(Dataset rows about figures)

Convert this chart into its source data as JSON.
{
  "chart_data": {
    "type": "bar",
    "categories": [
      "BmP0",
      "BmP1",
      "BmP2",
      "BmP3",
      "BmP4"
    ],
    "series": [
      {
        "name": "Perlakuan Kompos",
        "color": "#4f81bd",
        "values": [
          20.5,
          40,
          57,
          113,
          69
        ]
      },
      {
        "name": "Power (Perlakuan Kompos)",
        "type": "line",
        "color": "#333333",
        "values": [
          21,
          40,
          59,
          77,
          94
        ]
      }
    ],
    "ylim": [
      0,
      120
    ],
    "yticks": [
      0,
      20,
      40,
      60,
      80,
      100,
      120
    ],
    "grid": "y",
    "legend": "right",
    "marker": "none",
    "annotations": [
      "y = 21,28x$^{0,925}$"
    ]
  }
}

== Your task ==
Reproduce each entry exactly, leaving out nothing.

== Response to the task ==
Convert this chart into its source data as JSON.
{
  "chart_data": {
    "type": "bar",
    "categories": [
      "BmP0",
      "BmP1",
      "BmP2",
      "BmP3",
      "BmP4"
    ],
    "series": [
      {
        "name": "Perlakuan Kompos",
        "color": "#4f81bd",
        "values": [
          20.5,
          40,
          57,
          113,
          69
        ]
      },
      {
        "name": "Power (Perlakuan Kompos)",
        "type": "line",
        "color": "#333333",
        "values": [
          21,
          40,
          59,
          77,
          94
        ]
      }
    ],
    "ylim": [
      0,
      120
    ],
    "yticks": [
      0,
      20,
      40,
      60,
      80,
      100,
      120
    ],
    "grid": "y",
    "legend": "right",
    "marker": "none",
    "annotations": [
      "y = 21,28x$^{0,925}$"
    ]
  }
}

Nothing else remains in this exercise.